→ **Texto**
:::::

Puente de Octubre sobre el Río Kwai

Todo español es de Madrid: el que estudió en Madrid, el que vino a ver un musical. Hasta el que insulta a Madrid es de Madrid

Sembraron la Puerta del Sol de banderas y después, sembraron el caos. Igual es que fueron pocas banderas. Escribo cuando atardece sobre Madrid, solaz del Estado de las Autonomías, del estado de alarma, del oso y el madroño, Cibeles, Torrespaña y un virus de media veda. En Madrid sigue sin haber playa, pero ahora un policía te abre el maletero en el checkpoint de la A5. Ya ha llegado la prima a pasar el puente a Talavera de la Reina y ya se ha publicado el BOE que no cesa y que sobre Madrid «desahoga su eterno rayo», que escribió Miguel Hernández. La eternidad en España es el estigma de Madrid como problema, aspiradora y región fallida, «lo de Madrid», en definitiva, que es eso que va de boca en boca, que encuentra pretexto en la diferencia de criterios sanitarios y la bronca entre gobiernos, pero que se ancla en lo más profundo de nuestro catálogo de odios.

Todo español es de Madrid: el que estudió en Madrid, el que vino a ver un musical y el hijo de un partidario de Antoñete registrador de la propiedad en Burgos. Hasta el que insulta a Madrid es de Madrid. Hay una España que se ha querido separar de la forma de vida de esta ciudad, pues siente falsamente que pone otros mundos en cuestión. Así, a la capital se le guarda un reproche viejo, un «ya te cogeré» que se ha manifestado estrafalariamente en la excusa de los nacionalismos y en un federalismo moralizante que hoy se acomoda al fin en la figura del madrileño bomba vírica que llega al pueblo a contagiar. El otro día me llamaron «comebocatas de calamares» y admito que por mi parte será bienvenido todo esfuerzo por dotarnos por fin a los madrileños de un mote folcklorracista, ya sea apelando a los instintos territoriales o a los gráficos de los informes de la OMS.

:::::

→ **Registros de datos**
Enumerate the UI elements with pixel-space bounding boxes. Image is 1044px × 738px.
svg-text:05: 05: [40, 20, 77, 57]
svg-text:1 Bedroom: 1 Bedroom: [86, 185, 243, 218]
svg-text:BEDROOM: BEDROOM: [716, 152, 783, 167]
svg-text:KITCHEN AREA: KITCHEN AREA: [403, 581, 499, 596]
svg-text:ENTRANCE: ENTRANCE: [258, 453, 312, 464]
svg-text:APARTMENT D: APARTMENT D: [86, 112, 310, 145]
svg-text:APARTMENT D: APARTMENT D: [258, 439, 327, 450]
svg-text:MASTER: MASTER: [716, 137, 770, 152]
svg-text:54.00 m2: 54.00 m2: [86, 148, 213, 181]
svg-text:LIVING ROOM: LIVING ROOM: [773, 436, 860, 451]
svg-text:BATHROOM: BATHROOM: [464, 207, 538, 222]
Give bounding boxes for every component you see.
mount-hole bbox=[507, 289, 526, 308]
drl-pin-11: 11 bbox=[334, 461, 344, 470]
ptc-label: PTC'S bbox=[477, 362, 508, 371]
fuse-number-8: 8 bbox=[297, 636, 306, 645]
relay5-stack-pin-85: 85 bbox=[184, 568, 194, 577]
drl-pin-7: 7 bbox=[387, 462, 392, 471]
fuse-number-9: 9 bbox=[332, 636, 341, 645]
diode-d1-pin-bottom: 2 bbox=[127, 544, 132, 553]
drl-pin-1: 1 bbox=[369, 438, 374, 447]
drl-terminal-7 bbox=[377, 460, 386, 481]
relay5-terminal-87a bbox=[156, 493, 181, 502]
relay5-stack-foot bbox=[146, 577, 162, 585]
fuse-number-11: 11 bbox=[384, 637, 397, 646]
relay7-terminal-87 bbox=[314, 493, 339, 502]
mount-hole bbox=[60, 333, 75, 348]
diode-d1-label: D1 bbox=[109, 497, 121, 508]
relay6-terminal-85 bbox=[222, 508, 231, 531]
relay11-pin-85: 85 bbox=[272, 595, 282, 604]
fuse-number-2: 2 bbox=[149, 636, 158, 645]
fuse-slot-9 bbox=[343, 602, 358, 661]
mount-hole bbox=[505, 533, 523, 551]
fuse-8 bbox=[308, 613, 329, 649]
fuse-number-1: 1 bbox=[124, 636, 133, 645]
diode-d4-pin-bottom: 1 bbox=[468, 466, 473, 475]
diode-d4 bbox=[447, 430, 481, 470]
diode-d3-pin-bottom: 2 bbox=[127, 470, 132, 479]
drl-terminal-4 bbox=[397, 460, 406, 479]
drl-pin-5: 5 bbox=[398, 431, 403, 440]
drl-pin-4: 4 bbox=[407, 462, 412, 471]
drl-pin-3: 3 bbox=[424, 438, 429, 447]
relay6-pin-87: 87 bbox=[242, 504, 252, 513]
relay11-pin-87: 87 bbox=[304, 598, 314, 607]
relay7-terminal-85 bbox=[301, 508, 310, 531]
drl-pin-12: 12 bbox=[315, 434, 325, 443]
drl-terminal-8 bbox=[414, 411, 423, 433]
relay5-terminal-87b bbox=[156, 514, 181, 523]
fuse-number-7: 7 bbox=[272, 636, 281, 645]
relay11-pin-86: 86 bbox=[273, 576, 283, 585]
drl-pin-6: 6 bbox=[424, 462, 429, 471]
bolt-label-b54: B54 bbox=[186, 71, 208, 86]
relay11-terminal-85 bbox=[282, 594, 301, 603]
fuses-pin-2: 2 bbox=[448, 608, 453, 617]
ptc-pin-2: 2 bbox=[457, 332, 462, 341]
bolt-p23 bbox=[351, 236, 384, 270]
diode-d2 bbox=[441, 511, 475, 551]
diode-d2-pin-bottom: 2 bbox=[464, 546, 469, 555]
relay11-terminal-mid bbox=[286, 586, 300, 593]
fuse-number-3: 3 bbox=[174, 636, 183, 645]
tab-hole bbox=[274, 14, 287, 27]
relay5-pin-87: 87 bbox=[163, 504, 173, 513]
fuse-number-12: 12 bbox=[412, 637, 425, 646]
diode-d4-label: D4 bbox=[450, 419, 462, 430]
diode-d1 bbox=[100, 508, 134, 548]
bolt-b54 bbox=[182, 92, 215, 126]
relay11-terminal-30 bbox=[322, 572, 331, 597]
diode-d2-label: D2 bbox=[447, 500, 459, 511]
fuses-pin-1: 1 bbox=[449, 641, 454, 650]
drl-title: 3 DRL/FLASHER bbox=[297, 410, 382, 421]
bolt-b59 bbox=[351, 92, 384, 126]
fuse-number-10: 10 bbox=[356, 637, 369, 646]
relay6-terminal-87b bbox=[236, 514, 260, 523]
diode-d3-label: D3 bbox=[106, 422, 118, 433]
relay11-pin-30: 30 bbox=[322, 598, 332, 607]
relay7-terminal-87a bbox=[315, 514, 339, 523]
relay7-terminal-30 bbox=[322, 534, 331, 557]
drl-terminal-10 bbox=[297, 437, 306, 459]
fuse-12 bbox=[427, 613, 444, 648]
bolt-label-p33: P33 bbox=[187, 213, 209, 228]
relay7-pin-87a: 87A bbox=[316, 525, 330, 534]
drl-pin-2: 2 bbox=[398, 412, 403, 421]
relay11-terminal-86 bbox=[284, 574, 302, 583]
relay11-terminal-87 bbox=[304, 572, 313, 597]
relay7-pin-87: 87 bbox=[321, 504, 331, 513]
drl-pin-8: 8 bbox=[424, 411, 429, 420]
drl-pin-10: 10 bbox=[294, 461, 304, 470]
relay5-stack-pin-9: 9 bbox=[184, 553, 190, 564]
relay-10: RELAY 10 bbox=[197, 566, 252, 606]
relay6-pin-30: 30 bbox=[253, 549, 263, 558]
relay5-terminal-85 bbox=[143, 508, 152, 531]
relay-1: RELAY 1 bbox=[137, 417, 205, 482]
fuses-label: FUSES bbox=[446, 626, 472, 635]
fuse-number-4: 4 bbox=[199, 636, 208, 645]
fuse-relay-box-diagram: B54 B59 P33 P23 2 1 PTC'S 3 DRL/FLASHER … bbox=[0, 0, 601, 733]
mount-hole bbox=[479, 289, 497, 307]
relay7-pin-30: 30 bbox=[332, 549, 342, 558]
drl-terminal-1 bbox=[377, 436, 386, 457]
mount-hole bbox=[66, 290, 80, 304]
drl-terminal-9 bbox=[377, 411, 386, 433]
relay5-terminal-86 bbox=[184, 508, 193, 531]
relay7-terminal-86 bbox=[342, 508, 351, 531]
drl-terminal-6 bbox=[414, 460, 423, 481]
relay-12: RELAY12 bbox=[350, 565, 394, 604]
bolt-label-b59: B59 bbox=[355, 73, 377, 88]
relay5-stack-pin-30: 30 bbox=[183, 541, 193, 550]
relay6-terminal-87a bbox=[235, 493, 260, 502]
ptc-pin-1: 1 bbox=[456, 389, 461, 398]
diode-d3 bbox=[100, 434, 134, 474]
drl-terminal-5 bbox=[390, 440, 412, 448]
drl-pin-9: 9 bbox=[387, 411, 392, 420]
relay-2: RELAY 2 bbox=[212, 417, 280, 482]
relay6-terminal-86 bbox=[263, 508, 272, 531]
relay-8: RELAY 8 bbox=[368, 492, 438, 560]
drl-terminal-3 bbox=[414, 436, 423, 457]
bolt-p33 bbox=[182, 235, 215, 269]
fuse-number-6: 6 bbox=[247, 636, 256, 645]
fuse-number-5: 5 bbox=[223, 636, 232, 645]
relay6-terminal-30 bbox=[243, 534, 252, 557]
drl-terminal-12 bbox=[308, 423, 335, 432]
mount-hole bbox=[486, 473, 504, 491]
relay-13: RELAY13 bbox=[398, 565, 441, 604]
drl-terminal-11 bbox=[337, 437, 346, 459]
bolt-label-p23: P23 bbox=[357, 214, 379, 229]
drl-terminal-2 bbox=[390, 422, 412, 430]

:::::

→ **Ejercicio 1**
Copia sin cambios el fragmento del texto sobre Madrid que empieza con las palabras que contienen "Sembraron la Puerta" y termina con "catálogo de odios.".
→ **Ejercicio 2**
Resume en dos oraciones el texto sobre Madrid.
→ **Ejercicio 3**
Continúa, por favor, el texto sobre Madrid a partir de su última oración.

→ **Resultado del ejercicio 1**
Sembraron la Puerta del Sol de banderas y después, sembraron el caos. Igual es que fueron pocas banderas. Escribo cuando atardece sobre Madrid, solaz del Estado de las Autonomías, del estado de alarma, del oso y el madroño, Cibeles, Torrespaña y un virus de media veda. En Madrid sigue sin haber playa, pero ahora un policía te abre el maletero en el checkpoint de la A5. Ya ha llegado la prima a pasar el puente a Talavera de la Reina y ya se ha publicado el BOE que no cesa y que sobre Madrid «desahoga su eterno rayo», que escribió Miguel Hernández. La eternidad en España es el estigma de Madrid como problema, aspiradora y región fallida, «lo de Madrid», en definitiva, que es eso que va de boca en boca, que encuentra pretexto en la diferencia de criterios sanitarios y la bronca entre gobiernos, pero que se ancla en lo más profundo de nuestro catálogo de odios.

→ **Resultado del ejercicio 2**
El texto afirma que todo español es de Madrid, incluso quien la insulta, y que en España pesa sobre la capital el estigma de ser un problema, algo que encuentra pretexto en la diferencia de criterios sanitarios y la bronca entre gobiernos. Añade que a Madrid se le guarda un reproche viejo que hoy se acomoda en la figura del madrileño como bomba vírica que llega al pueblo a contagiar.

→ **Resultado del ejercicio 3**
La capital que hiere y abusa cimenta el imaginario tradicional de este país, pero ¿qué hay de esta cosa de la capital herida? El sanchismo es una suprema potencia creadora de nuevas legitimidades, pero una de las más interesantes consiste en subvertir el orden por el cuál la capital dominaba a las provincias, y ya no, gracias al Estado de Alarma. Así se viene la metrópoli al fin sometida, con el Consejo Interterritorial, el organillo de James Rhodes, el general Grande Marlaska restituido, el Piolín atracado en Madrid Río y un ministro de Sanidad de sargento de la Guardia Civil. Salvador Illa, que es un hombre de natural cortés y educado, acepta sorprendentemente la consigna de escenificar la toma de Madrid y –cuando se acuerda–, pone sobre la mesa una porra política que le queda como a un monje, dos pistolas.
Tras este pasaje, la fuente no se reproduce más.